--- START Given records ---

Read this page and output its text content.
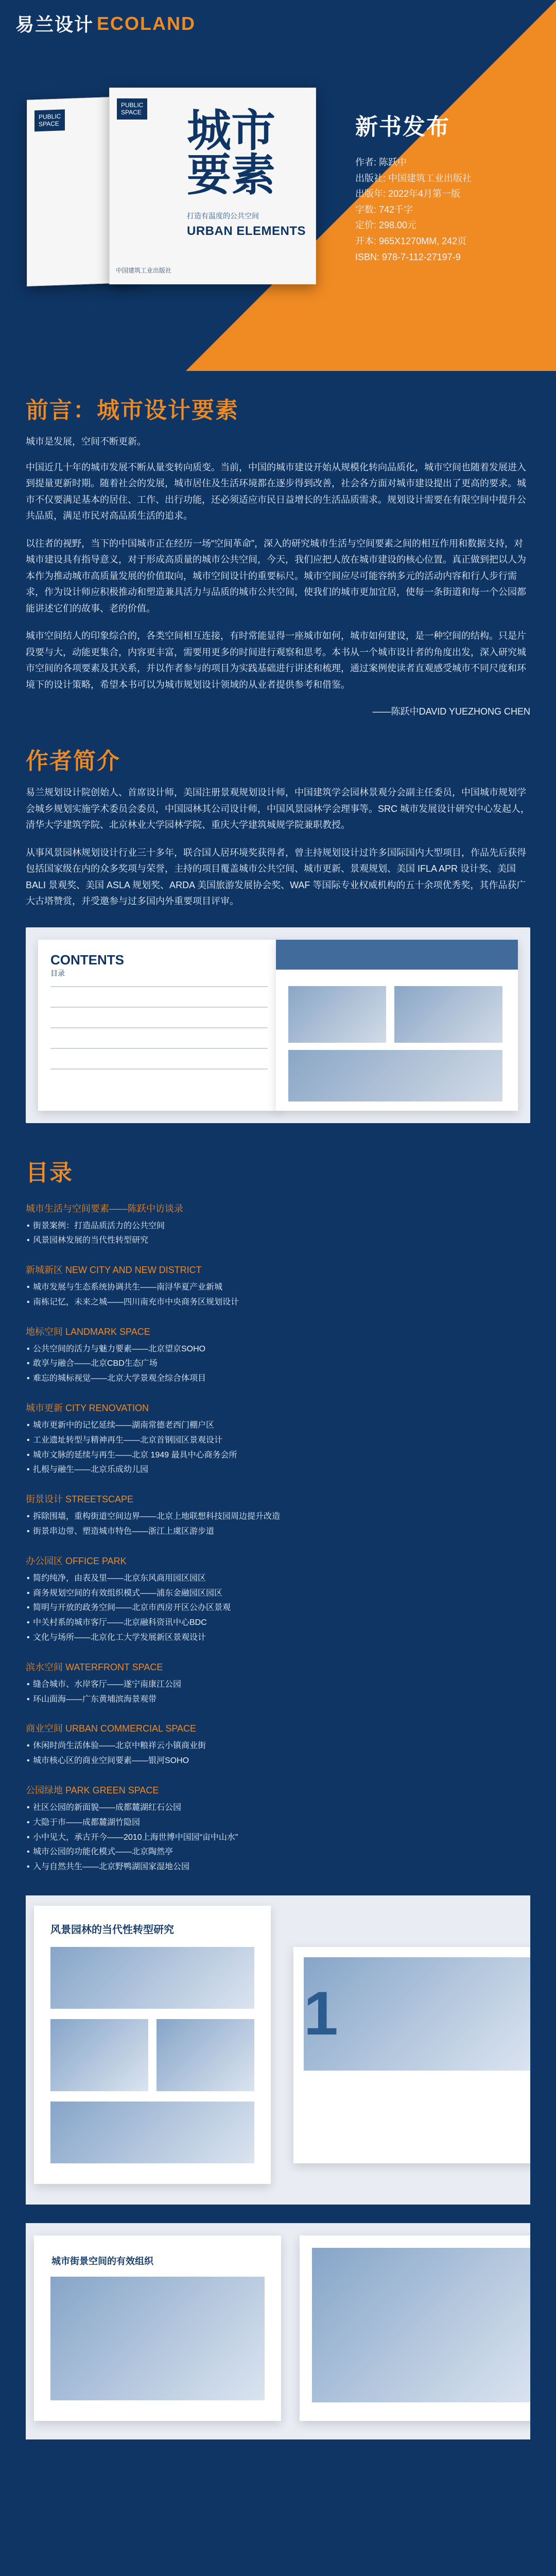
易兰设计 ECOLAND
PUBLIC
SPACE
PUBLIC
SPACE 城市
要素
打造有温度的公共空间
URBAN ELEMENTS
中国建筑工业出版社
新书发布
作者: 陈跃中
出版社: 中国建筑工业出版社
出版年: 2022年4月第一版
字数: 742千字
定价: 298.00元
开本: 965X1270MM, 242页
ISBN: 978-7-112-27197-9
前言：城市设计要素

城市是发展，空间不断更新。

中国近几十年的城市发展不断从量变转向质变。当前，中国的城市建设开始从规模化转向品质化，城市空间也随着发展进入到提量更新时期。随着社会的发展，城市居住及生活环境都在逐步得到改善，社会各方面对城市建设提出了更高的要求。城市不仅要满足基本的居住、工作、出行功能，还必须适应市民日益增长的生活品质需求。规划设计需要在有限空间中提升公共品质，满足市民对高品质生活的追求。

以往者的视野，当下的中国城市正在经历一场“空间革命”，深入的研究城市生活与空间要素之间的相互作用和数据支持，对城市建设具有指导意义，对于形成高质量的城市公共空间，今天，我们应把人放在城市建设的核心位置。真正做到把以人为本作为推动城市高质量发展的价值取向，城市空间设计的重要标尺。城市空间应尽可能容纳多元的活动内容和行人步行需求，作为设计师应积极推动和塑造兼具活力与品质的城市公共空间，使我们的城市更加宜居，使每一条街道和每一个公园都能讲述它们的故事、老的价值。

城市空间结人的印象综合的，各类空间相互连接，有时常能显得一座城市如何，城市如何建设，是一种空间的结构。只是片段要与大，动能更集合，内容更丰富，需要用更多的时间进行观察和思考。本书从一个城市设计者的角度出发，深入研究城市空间的各项要素及其关系，并以作者参与的项目为实践基础进行讲述和梳理，通过案例使读者直观感受城市不同尺度和环境下的设计策略，希望本书可以为城市规划设计领域的从业者提供参考和借鉴。

——陈跃中DAVID YUEZHONG CHEN
作者简介

易兰规划设计院创始人、首席设计师，美国注册景观规划设计师，中国建筑学会园林景观分会副主任委员，中国城市规划学会城乡规划实施学术委员会委员，中国园林其公司设计师，中国风景园林学会理事等。SRC 城市发展设计研究中心发起人，清华大学建筑学院、北京林业大学园林学院、重庆大学建筑城规学院兼职教授。

从事风景园林规划设计行业三十多年，联合国人居环境奖获得者，曾主持规划设计过许多国际国内大型项目，作品先后获得包括国家级在内的众多奖项与荣誉，主持的项目覆盖城市公共空间、城市更新、景观规划、美国 IFLA APR 设计奖、美国 BALI 景观奖、美国 ASLA 规划奖、ARDA 美国旅游发展协会奖、WAF 等国际专业权威机构的五十余项优秀奖，其作品获广大古塔赞赏，并受邀参与过多国内外重要项目评审。

CONTENTS
目录
目录
城市生活与空间要素——陈跃中访谈录
• 街景案例：打造品质活力的公共空间
• 风景园林发展的当代性转型研究
新城新区 NEW CITY AND NEW DISTRICT
• 城市发展与生态系统协调共生——南浔华夏产业新城
• 南栋记忆，未来之城——四川南充市中央商务区规划设计
地标空间 LANDMARK SPACE
• 公共空间的活力与魅力要素——北京望京SOHO
• 敢享与融合——北京CBD生态广场
• 难忘的城标视觉——北京大学景观全综合体项目
城市更新 CITY RENOVATION
• 城市更新中的记忆延续——湖南常德老西门棚户区
• 工业遗址转型与精神再生——北京首钢园区景观设计
• 城市文脉的延续与再生——北京 1949 最具中心商务会所
• 扎根与融生——北京乐成幼儿园
街景设计 STREETSCAPE
• 拆除围墙，重构街道空间边界——北京上地联想科技园周边提升改造
• 街景串边带、塑造城市特色——浙江上虞区游步道
办公园区 OFFICE PARK
• 简约纯净，由表及里——北京东风商用园区园区
• 商务规划空间的有效组织模式——浦东金融园区园区
• 简明与开放的政务空间——北京市西房开区公办区景观
• 中关村系的城市客厅——北京融科资讯中心BDC
• 文化与场所——北京化工大学发展新区景观设计
滨水空间 WATERFRONT SPACE
• 缝合城市、水岸客厅——遂宁南康江公园
• 环山面海——广东黄埔滨海景观带
商业空间 URBAN COMMERCIAL SPACE
• 休闲时尚生活体验——北京中粮祥云小镇商业街
• 城市核心区的商业空间要素——银河SOHO
公园绿地 PARK GREEN SPACE
• 社区公园的新面貌——成都麓湖红石公园
• 大隐于市——成都麓湖竹隐园
• 小中见大，承古开今——2010上海世博中国园“亩中山水”
• 城市公园的功能化模式——北京陶然亭
• 入与自然共生——北京野鸭湖国家湿地公园
风景园林的当代性转型研究
1
城市街景空间的有效组织
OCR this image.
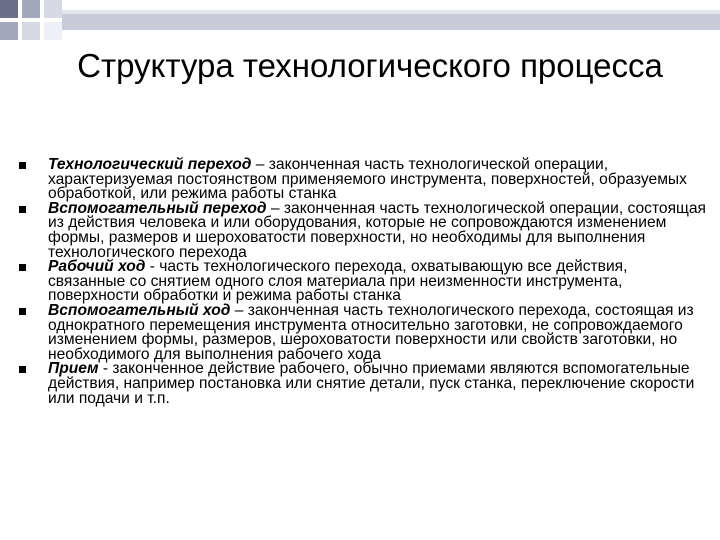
Структура технологического процесса
Технологический переход – законченная часть технологической операции, характеризуемая постоянством применяемого инструмента, поверхностей, образуемых обработкой, или режима работы станка
Вспомогательный переход – законченная часть технологической операции, состоящая из действия человека и или оборудования, которые не сопровождаются изменением формы, размеров и шероховатости поверхности, но необходимы для выполнения технологического перехода
Рабочий ход - часть технологического перехода, охватывающую все действия, связанные со снятием одного слоя материала при неизменности инструмента, поверхности обработки и режима работы станка
Вспомогательный ход – законченная часть технологического перехода, состоящая из однократного перемещения инструмента относительно заготовки, не сопровождаемого изменением формы, размеров, шероховатости поверхности или свойств заготовки, но необходимого для выполнения рабочего хода
Прием - законченное действие рабочего, обычно приемами являются вспомогательные действия, например постановка или снятие детали, пуск станка, переключение скорости или подачи и т.п.
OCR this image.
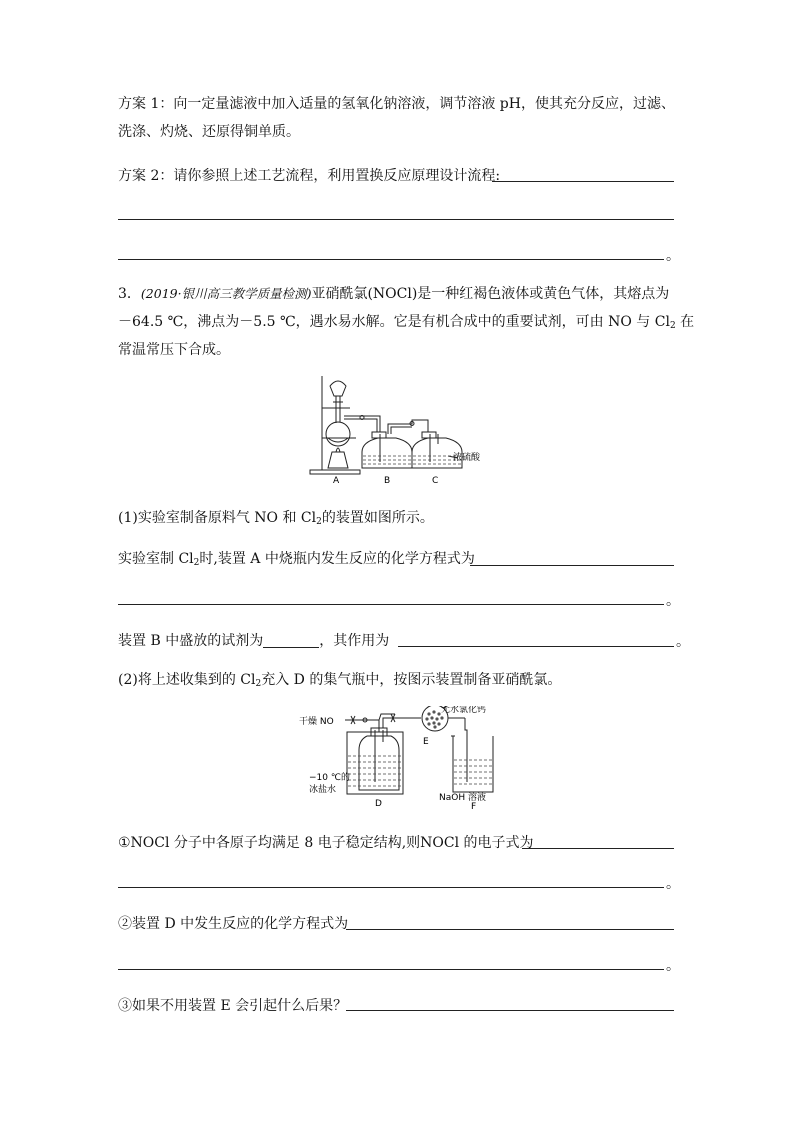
方案 1：向一定量滤液中加入适量的氢氧化钠溶液，调节溶液 pH，使其充分反应，过滤、
洗涤、灼烧、还原得铜单质。
方案 2：请你参照上述工艺流程，利用置换反应原理设计流程:
。
3．(2019·银川高三教学质量检测)亚硝酰氯(NOCl)是一种红褐色液体或黄色气体，其熔点为
－64.5 ℃，沸点为－5.5 ℃，遇水易水解。它是有机合成中的重要试剂，可由 NO 与 $Cl_2$ 在
常温常压下合成。
A	B	C
浓硫酸
(1)实验室制备原料气 NO 和 $Cl_2$的装置如图所示。
实验室制 $Cl_2$时,装置 A 中烧瓶内发生反应的化学方程式为
。
装置 B 中盛放的试剂为	，其作用为	。
(2)将上述收集到的 $Cl_2$充入 D 的集气瓶中，按图示装置制备亚硝酰氯。
干燥 NO
无水氯化钙
E
−10 ℃的
冰盐水
D
NaOH 溶液
F
①NOCl 分子中各原子均满足 8 电子稳定结构,则NOCl 的电子式为
。
②装置 D 中发生反应的化学方程式为
。
③如果不用装置 E 会引起什么后果？
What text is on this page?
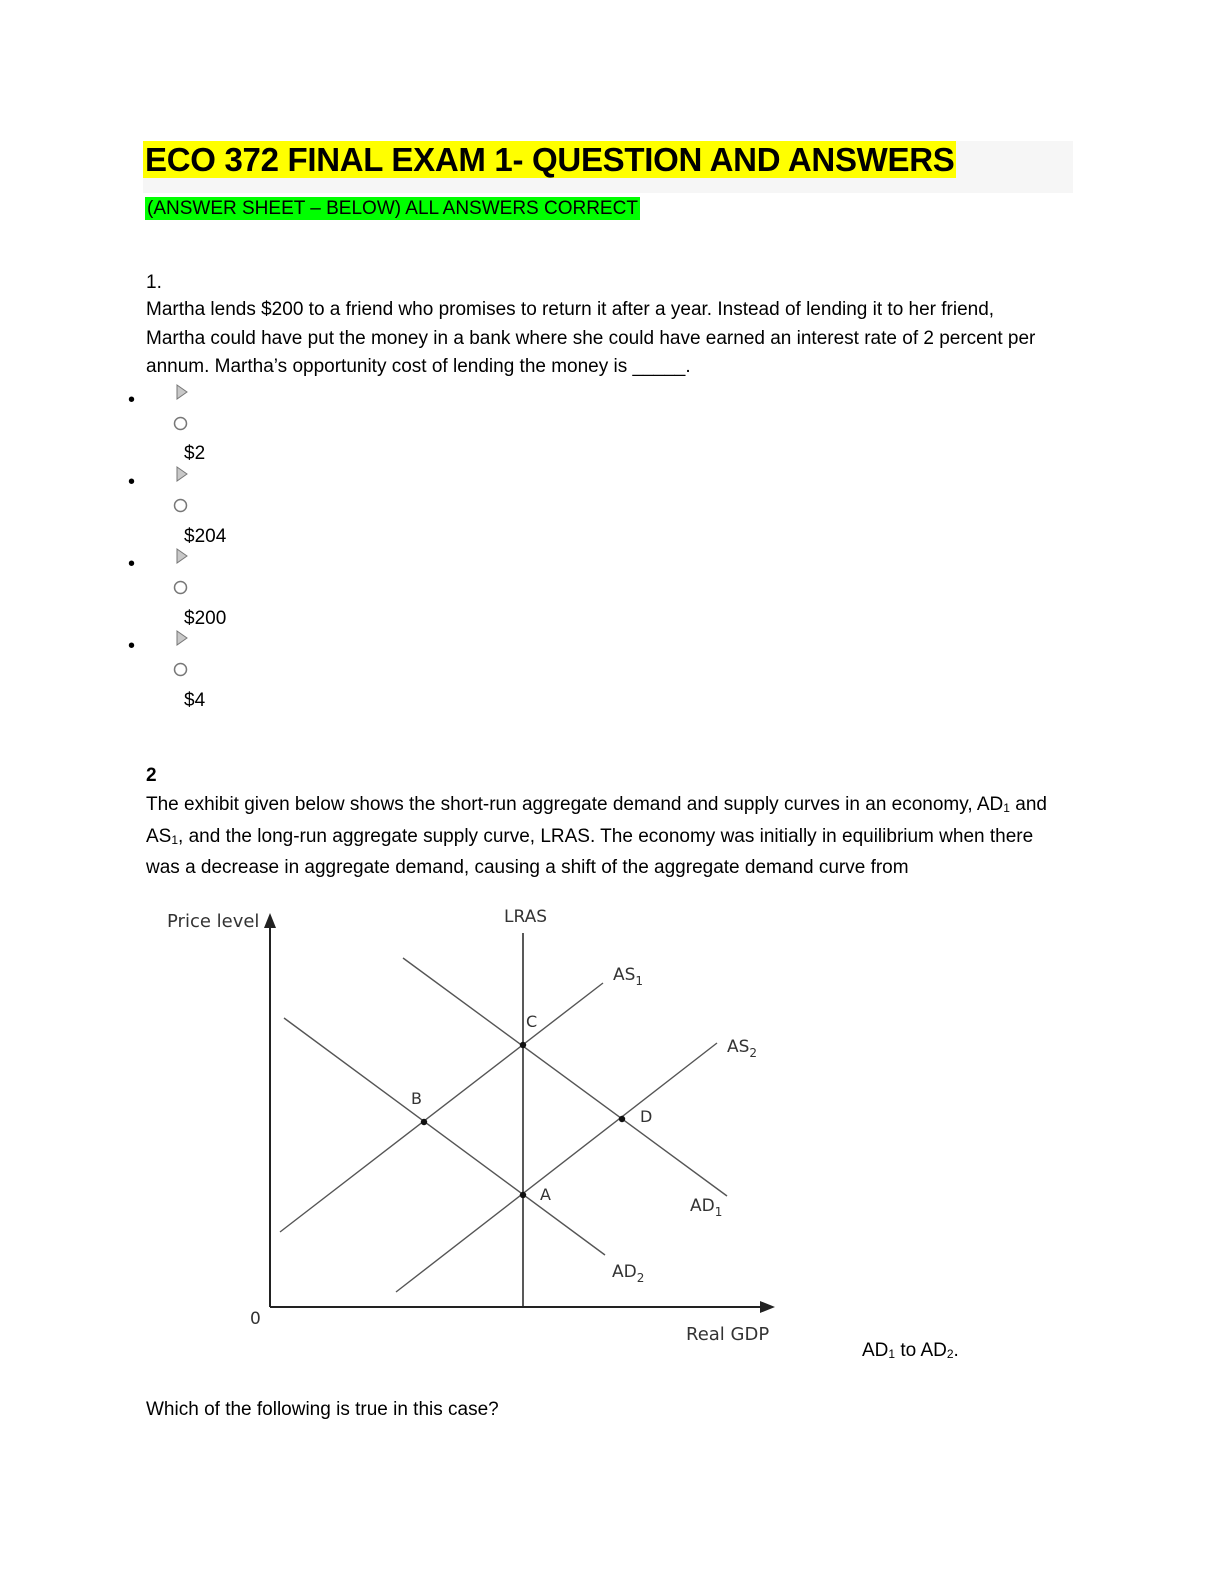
ECO 372 FINAL EXAM 1- QUESTION AND ANSWERS
(ANSWER SHEET – BELOW) ALL ANSWERS CORRECT
1.
Martha lends $200 to a friend who promises to return it after a year. Instead of lending it to her friend, Martha could have put the money in a bank where she could have earned an interest rate of 2 percent per annum. Martha’s opportunity cost of lending the money is _____.
•
$2
•
$204
•
$200
•
$4
2
The exhibit given below shows the short-run aggregate demand and supply curves in an economy, AD1 and AS1, and the long-run aggregate supply curve, LRAS. The economy was initially in equilibrium when there was a decrease in aggregate demand, causing a shift of the aggregate demand curve from
Price level
Real GDP
0
LRAS
$AS_1$
$AS_2$
$AD_1$
$AD_2$
C
B
D
A
AD1 to AD2.
Which of the following is true in this case?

--- END Given records ---

**What this task involves**
Among the records above, find each line holding the string "режима" and pull it out.

**Written answer**
Технологический переход – законченная часть технологической операции, характеризуемая постоянством применяемого инструмента, поверхностей, образуемых обработкой, или режима работы станка
Рабочий ход - часть технологического перехода, охватывающую все действия, связанные со снятием одного слоя материала при неизменности инструмента, поверхности обработки и режима работы станка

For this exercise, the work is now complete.